• PROVIDED TEXT:
········

A unified programming interface may be used to develop software on a system generally corresponding to that described above with respect to FIG. 2 for execution on a system generally corresponding to that described above with respect to FIG. 3. An example of such a unified programming interface is disclosed in co-pending Provisional U.S. Patent Application 62/005,821, filed May 30, 2014 and entitled “System and Method for Unified Application Programming Interface and Model,” which is incorporated by reference herein.
Aspects of an innovative GPU programming framework and associated APIs may be best understood as a tiered-structure having three levels:
A first level is things that must be defined at the time a rendering pass is started and cannot be changed until the rendering pass is complete. First and foremost of these is the image that is being rendered to, i.e., the frame buffer configuration. Frame buffer configuration can include buffer size and dimensions, color parameters, etc. The fixation of frame buffer configuration at the start and for the duration of a render pass is in contradistinction to prior art GPU frameworks/APIs, in which change to frame buffer configuration is treated just like any other command, and can thus appear at any point, including in the middle of a rendering pass. Further aspects of frame buffer configuration are described in the co-pending application incorporated by reference above.
A second level for is choosing a pipeline state object, which includes all of the graphics state that must be compiled into GPU code. Because running the GPU compiler on the target system is computationally expensive, it is preferable to do all of this at once, generally not at run time, but rather at the time the application is installed on the target system or when the application is loaded for execution. Further aspects and details of the pipeline state object are discussed in greater detail below. By incorporating functionality triggering a GPU code re-compile into a pipeline state object, APIs may be developed that make a developer aware of when the code being written will result in a computationally expensive and time-consuming recompile. Further aspects of the pipeline state object are described below.
A third level is state options that are easy/inexpensive to change on the fly (e.g., during execution of the application) without the necessity of compiling new GPU code. Further aspects of these state options are described below as well as in the co-pending application incorporated by reference above.
Once a frame buffer has been defined, a command or sequence of commands to render an object to the frame buffer can be created. In some embodiments, this task can fall to a render command encoder 544 as illustrated in FIG. 5B. Render command encoder 544 uses as inputs texture object 510, buffer object 504, sampler object 508, depth stencil state object 538, and pipeline state object 542 to create a render command which may be rendered at a destination. A frame buffer descriptor can be configured as part of beginning a render command. Then, the application can append a sequence of SetPipelineState, SetInexpensiveState, and Draw commands to declare the set of objects that will be drawn into the frame buffer. Put another way: for each FramebufferDescriptor and/or RenderCommand, there can be one or more of the input objects and draw commands issued, and then the RenderCommand can be ended by the application to tell the graphics system that no more commands will be appended.

········

• INFORMATION SUPPLIED:

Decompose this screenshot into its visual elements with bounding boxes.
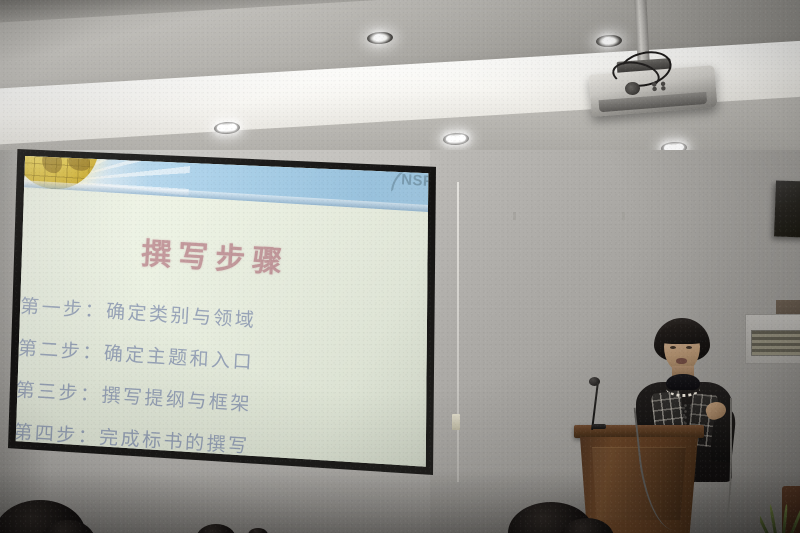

········

• INSTRUCTION: Rewrite the GPU framework text from "A second level" up to and including "are described below.", swapping "target system" for "host device". Rely only on the GPU framework text for your answer.

• RESULT FOR THIS TASK:
A second level for is choosing a pipeline state object, which includes all of the graphics state that must be compiled into GPU code. Because running the GPU compiler on the host device is computationally expensive, it is preferable to do all of this at once, generally not at run time, but rather at the time the application is installed on the host device or when the application is loaded for execution. Further aspects and details of the pipeline state object are discussed in greater detail below. By incorporating functionality triggering a GPU code re-compile into a pipeline state object, APIs may be developed that make a developer aware of when the code being written will result in a computationally expensive and time-consuming recompile. Further aspects of the pipeline state object are described below.